> SET EXERCISE 1
Name every judge on the Court of Appeals panel that decided the case in the article about the Xcel Energy electrocution lawsuit.

> SUPPLIED TEXT
- - - - - - -
Xcel Energy not immune from man’s electrocution lawsuit, appeals court rules

Colorado’s second-highest court ruled last week that Xcel Energy is not immune from lawsuit after its power lines delivered a debilitating shock to a landscaping worker who was attempting to hang Christmas lights on a nearby tree.
Xcel sought to avoid liability under two different mechanisms. First, the state’s High Voltage Safety Act requires parties working near power lines to notify the utility, which Francisco Cuevas did not do. Second, Xcel’s terms and conditions immunize it for any “injury to persons” caused by its equipment.
However, a three-judge panel for the Court of Appeals rebuffed both arguments. Cuevas’ company, and not Cuevas himself, was the contractor, the panel reasoned. Therefore, he had no obligation to give notice of the lighting work and was not barred under the High Voltage Safety Act from suing Xcel.
Further, while Xcel argued “injury to persons” under its terms meant anyone who is injured, not just Xcel customers, “we reject Xcel’s efforts to create such authority,” wrote Judge Timothy J. Schutz in the July 13 opinion.
The appellate court’s decision provided clearer boundaries for when Colorado’s largest utility may be held liable for serious injuries, narrowing Xcel’s immunity against the claims of non-customers.
Case: Cuevas v. Public Service Company of Colorado
Decided: July 13, 2023
Jurisdiction: Denver
Ruling: 3-0
Judges: Timothy J. Schutz (author)
Elizabeth L. Harris
Lino S. Lipinsky de Orlov
In late 2017, Cuevas was hanging Christmas lights at a Lakewood woman’s home. Xcel notified the homeowner in October that her trees would be pruned as part of its “regularly scheduled vegetation management maintenance program,” but the utility did not tell her when that would occur.
On Nov. 15, Cuevas used a ladder and extension pole to put up the lights. Although he maintained he was at least 10 feet from the power lines at all times, the lines allegedly electrified the tree and shocked Cuevas, causing him to fall and paralyzing him. The tree itself was only two feet from Xcel’s lines.
Cuevas sued the homeowner and Xcel for his injuries, arguing they should have known the proximity of the tree to the power lines amounted to a dangerous condition.

The defendants moved for summary judgment, arguing they should prevail under the law. Denver District Court Judge Stephanie L. Scoville denied the homeowner’s request, finding a jury needed to determine whether she acted unreasonably. As for Xcel, Scoville looked to a section of the utility’s tariff, which sets the rates and terms of service for its customers.
- - - - - - -
> PROVIDED DATA
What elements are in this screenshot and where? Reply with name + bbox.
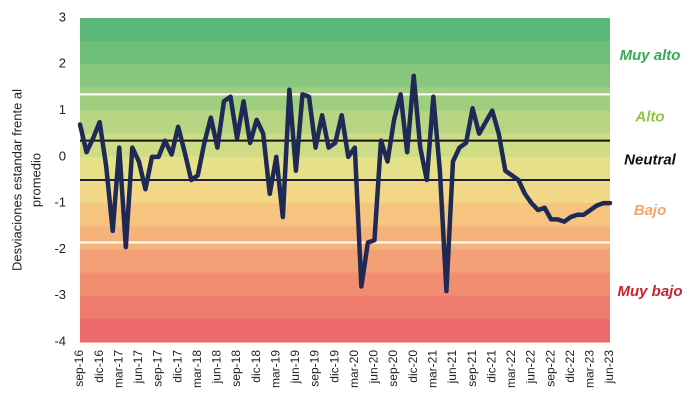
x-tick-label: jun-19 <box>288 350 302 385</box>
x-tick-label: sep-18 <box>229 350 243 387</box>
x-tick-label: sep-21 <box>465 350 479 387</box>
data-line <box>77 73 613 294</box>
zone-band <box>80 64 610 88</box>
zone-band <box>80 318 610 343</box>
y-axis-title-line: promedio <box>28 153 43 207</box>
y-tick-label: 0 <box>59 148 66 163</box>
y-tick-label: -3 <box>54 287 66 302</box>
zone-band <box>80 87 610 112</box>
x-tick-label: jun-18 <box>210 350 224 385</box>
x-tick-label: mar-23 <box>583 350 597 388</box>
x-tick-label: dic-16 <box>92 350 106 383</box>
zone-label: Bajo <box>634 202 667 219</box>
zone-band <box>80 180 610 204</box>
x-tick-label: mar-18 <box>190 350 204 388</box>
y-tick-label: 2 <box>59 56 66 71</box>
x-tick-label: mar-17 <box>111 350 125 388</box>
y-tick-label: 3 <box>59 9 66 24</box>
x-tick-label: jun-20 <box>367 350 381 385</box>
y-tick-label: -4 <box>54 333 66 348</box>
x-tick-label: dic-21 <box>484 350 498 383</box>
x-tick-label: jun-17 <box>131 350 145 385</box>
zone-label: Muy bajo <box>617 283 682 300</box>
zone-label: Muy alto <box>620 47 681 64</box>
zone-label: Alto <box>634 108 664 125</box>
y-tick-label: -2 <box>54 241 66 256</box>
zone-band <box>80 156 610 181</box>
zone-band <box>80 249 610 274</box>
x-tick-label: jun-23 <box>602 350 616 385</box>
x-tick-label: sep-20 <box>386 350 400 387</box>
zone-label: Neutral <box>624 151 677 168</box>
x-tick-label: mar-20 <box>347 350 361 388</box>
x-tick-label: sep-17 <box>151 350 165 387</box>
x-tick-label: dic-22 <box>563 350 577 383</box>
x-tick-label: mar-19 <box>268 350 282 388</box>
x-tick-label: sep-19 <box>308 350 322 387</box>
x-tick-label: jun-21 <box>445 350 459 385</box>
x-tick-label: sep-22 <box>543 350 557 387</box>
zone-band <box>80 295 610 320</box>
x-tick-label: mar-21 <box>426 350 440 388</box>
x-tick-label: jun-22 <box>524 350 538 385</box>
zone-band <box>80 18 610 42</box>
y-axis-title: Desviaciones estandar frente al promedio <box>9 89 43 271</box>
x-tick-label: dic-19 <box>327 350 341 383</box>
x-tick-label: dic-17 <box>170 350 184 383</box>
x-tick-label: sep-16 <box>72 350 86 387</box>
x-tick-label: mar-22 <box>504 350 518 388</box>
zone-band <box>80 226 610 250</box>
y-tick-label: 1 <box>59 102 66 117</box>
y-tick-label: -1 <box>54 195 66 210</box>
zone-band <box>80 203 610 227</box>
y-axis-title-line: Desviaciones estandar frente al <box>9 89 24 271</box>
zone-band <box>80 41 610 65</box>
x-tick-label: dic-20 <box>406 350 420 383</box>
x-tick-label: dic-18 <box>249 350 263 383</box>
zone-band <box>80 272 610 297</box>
- - - - - - -
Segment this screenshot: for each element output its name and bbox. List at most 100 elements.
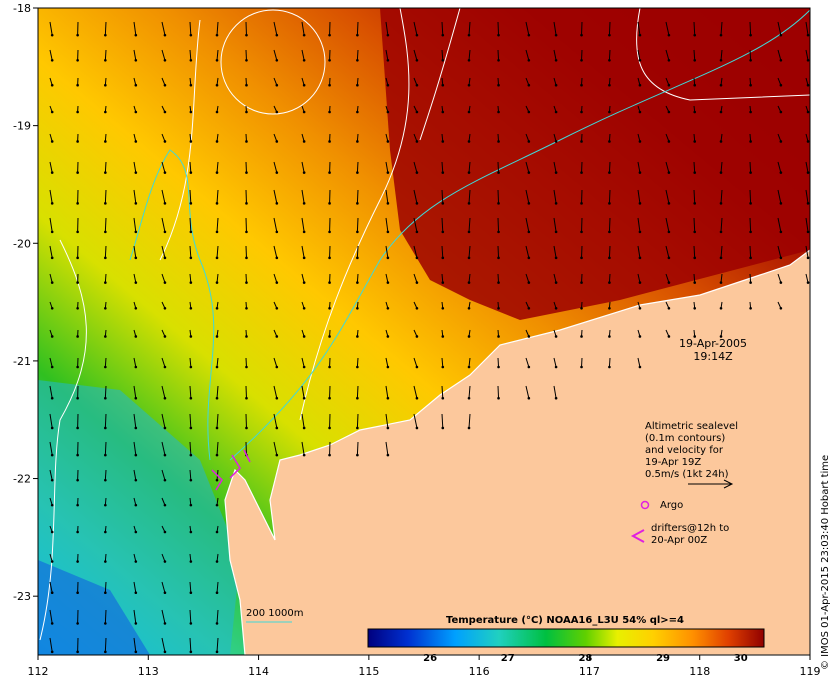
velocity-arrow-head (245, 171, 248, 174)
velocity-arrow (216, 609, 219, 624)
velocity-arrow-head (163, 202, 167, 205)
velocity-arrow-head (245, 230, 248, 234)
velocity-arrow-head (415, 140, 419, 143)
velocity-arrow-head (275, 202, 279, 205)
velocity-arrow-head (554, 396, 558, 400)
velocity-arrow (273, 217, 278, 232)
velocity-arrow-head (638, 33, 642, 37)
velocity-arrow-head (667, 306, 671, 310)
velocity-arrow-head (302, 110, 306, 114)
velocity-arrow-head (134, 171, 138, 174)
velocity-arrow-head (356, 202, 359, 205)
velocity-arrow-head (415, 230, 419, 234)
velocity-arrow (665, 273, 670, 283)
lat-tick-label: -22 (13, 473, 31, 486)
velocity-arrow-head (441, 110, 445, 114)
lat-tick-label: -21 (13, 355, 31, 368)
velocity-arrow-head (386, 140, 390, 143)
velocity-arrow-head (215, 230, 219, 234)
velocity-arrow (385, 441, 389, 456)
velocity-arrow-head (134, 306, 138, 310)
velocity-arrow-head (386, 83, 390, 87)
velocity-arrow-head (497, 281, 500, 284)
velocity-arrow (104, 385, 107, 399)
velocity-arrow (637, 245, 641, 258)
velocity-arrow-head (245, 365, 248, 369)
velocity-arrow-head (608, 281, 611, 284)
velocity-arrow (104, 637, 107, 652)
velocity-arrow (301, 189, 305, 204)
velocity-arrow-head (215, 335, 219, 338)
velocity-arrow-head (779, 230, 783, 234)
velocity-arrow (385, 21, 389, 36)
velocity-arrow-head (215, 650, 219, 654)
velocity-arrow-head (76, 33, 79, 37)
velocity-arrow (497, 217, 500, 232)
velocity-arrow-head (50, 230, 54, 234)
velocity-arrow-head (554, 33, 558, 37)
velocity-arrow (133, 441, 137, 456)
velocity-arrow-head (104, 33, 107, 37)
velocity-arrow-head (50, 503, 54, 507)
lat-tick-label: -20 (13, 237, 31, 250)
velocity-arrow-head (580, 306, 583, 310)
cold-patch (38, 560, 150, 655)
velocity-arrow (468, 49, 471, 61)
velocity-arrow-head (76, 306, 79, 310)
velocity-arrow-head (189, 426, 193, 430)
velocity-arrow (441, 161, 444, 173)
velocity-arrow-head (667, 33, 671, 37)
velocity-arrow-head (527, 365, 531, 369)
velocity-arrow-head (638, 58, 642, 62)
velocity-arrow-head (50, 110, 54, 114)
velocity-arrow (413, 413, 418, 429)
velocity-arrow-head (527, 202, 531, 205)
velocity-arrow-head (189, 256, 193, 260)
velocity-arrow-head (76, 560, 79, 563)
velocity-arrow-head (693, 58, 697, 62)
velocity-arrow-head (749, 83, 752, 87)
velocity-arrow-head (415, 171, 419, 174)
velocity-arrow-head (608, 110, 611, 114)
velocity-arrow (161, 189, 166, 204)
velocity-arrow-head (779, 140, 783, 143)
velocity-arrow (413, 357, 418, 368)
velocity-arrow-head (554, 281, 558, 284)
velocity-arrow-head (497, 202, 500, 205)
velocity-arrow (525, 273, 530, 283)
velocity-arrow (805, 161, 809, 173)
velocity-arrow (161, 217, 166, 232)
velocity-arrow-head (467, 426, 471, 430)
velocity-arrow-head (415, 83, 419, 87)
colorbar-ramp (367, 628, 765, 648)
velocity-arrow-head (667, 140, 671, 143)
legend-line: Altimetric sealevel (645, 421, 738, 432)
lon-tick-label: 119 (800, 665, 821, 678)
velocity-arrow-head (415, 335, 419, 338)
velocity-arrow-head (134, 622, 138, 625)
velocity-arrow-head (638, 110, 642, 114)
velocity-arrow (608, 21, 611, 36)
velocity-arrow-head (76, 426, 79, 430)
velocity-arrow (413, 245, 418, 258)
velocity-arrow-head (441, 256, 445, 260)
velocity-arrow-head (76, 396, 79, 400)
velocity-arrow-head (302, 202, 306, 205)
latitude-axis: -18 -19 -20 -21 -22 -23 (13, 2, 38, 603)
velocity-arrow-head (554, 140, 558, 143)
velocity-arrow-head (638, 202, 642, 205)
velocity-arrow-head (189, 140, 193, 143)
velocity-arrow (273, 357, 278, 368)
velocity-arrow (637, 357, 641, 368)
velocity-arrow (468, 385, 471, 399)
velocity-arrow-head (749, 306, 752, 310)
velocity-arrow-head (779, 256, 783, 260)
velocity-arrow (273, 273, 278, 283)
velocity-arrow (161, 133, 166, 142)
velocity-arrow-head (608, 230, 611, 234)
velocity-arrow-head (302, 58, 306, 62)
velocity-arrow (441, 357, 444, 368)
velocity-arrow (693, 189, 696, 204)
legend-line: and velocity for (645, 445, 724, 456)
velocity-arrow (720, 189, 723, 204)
- - - - - - -
> SET EXERCISE 2
Reproduce the lines of the records running from the one containing "x-tick-label: jun-19 <box>288" down to the one containing "y-tick-label: 0 <box>59 148 66 163</box>", both included.

> OUTPUT 1
Timothy J. Schutz (author)
Elizabeth L. Harris
Lino S. Lipinsky de Orlov

> OUTPUT 2
x-tick-label: jun-19 <box>288 350 302 385</box>
x-tick-label: sep-18 <box>229 350 243 387</box>
x-tick-label: sep-21 <box>465 350 479 387</box>
data-line <box>77 73 613 294</box>
zone-band <box>80 64 610 88</box>
zone-band <box>80 318 610 343</box>
y-axis-title-line: promedio <box>28 153 43 207</box>
y-tick-label: 0 <box>59 148 66 163</box>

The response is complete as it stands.